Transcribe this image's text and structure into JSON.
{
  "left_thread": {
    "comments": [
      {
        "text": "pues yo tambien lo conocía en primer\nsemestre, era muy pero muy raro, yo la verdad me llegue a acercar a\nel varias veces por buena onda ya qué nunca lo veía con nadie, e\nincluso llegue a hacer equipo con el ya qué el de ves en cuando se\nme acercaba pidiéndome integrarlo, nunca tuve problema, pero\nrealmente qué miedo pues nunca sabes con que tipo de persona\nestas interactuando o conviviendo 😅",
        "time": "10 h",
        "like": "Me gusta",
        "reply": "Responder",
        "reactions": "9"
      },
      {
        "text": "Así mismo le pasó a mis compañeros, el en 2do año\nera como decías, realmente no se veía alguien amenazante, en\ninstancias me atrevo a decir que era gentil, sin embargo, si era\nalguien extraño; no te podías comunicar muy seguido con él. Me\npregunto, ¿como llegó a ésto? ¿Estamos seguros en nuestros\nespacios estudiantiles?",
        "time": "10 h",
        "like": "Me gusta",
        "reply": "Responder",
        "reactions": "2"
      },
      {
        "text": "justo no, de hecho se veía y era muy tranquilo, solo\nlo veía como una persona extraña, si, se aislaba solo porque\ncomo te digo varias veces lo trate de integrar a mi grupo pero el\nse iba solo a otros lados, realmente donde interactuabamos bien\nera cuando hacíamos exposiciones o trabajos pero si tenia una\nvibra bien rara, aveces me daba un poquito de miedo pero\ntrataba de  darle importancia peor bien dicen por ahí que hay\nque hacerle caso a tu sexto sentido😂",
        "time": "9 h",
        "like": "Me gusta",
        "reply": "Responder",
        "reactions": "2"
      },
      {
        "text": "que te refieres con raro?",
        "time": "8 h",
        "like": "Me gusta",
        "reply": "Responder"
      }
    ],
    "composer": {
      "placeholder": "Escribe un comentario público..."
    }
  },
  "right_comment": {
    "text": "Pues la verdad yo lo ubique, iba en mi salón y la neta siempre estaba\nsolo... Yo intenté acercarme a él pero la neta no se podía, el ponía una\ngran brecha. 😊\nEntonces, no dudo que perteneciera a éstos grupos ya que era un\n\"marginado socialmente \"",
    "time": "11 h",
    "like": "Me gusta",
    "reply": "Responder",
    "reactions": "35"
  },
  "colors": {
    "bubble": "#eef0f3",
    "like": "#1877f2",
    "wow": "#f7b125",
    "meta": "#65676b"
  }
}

* **What is needed**
Give the number of lines in the entries that include the string "pero", and nothing more.

* **Solution to the problem**
3